### Task to complete:
The records that follow must be repeated verbatim, every one of them.

### Data supplied:
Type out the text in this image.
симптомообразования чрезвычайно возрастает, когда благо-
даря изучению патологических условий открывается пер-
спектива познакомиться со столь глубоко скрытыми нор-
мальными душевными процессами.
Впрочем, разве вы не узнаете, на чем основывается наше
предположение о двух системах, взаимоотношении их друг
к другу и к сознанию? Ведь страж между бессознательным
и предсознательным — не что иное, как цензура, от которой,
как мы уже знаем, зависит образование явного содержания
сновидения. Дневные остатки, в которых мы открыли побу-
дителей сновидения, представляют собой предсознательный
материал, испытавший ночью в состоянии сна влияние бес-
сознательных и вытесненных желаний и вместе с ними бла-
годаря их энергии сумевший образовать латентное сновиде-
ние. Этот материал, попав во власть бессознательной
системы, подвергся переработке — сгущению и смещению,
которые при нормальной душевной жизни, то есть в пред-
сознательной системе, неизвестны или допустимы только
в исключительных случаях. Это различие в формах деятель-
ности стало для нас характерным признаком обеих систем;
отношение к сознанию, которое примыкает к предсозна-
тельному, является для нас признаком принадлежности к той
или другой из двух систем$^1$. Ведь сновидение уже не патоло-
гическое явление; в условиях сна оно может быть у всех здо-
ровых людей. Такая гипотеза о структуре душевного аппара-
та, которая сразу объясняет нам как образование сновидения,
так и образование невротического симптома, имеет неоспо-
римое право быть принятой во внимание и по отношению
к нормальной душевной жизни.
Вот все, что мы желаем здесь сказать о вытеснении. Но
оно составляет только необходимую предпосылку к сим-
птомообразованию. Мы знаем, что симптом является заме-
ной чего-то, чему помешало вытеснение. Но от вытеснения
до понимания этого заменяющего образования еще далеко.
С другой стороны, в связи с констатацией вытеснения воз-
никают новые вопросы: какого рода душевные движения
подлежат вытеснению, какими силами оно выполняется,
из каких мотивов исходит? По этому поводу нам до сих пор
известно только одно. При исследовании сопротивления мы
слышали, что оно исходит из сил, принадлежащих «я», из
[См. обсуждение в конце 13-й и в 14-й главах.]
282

### Result of this exercise:
Type out the text in this image.
симптомообразования чрезвычайно возрастает, когда благо-
даря изучению патологических условий открывается пер-
спектива познакомиться со столь глубоко скрытыми нор-
мальными душевными процессами.
Впрочем, разве вы не узнаете, на чем основывается наше
предположение о двух системах, взаимоотношении их друг
к другу и к сознанию? Ведь страж между бессознательным
и предсознательным — не что иное, как цензура, от которой,
как мы уже знаем, зависит образование явного содержания
сновидения. Дневные остатки, в которых мы открыли побу-
дителей сновидения, представляют собой предсознательный
материал, испытавший ночью в состоянии сна влияние бес-
сознательных и вытесненных желаний и вместе с ними бла-
годаря их энергии сумевший образовать латентное сновиде-
ние. Этот материал, попав во власть бессознательной
системы, подвергся переработке — сгущению и смещению,
которые при нормальной душевной жизни, то есть в пред-
сознательной системе, неизвестны или допустимы только
в исключительных случаях. Это различие в формах деятель-
ности стало для нас характерным признаком обеих систем;
отношение к сознанию, которое примыкает к предсозна-
тельному, является для нас признаком принадлежности к той
или другой из двух систем$^1$. Ведь сновидение уже не патоло-
гическое явление; в условиях сна оно может быть у всех здо-
ровых людей. Такая гипотеза о структуре душевного аппара-
та, которая сразу объясняет нам как образование сновидения,
так и образование невротического симптома, имеет неоспо-
римое право быть принятой во внимание и по отношению
к нормальной душевной жизни.
Вот все, что мы желаем здесь сказать о вытеснении. Но
оно составляет только необходимую предпосылку к сим-
птомообразованию. Мы знаем, что симптом является заме-
ной чего-то, чему помешало вытеснение. Но от вытеснения
до понимания этого заменяющего образования еще далеко.
С другой стороны, в связи с констатацией вытеснения воз-
никают новые вопросы: какого рода душевные движения
подлежат вытеснению, какими силами оно выполняется,
из каких мотивов исходит? По этому поводу нам до сих пор
известно только одно. При исследовании сопротивления мы
слышали, что оно исходит из сил, принадлежащих «я», из
[См. обсуждение в конце 13-й и в 14-й главах.]
282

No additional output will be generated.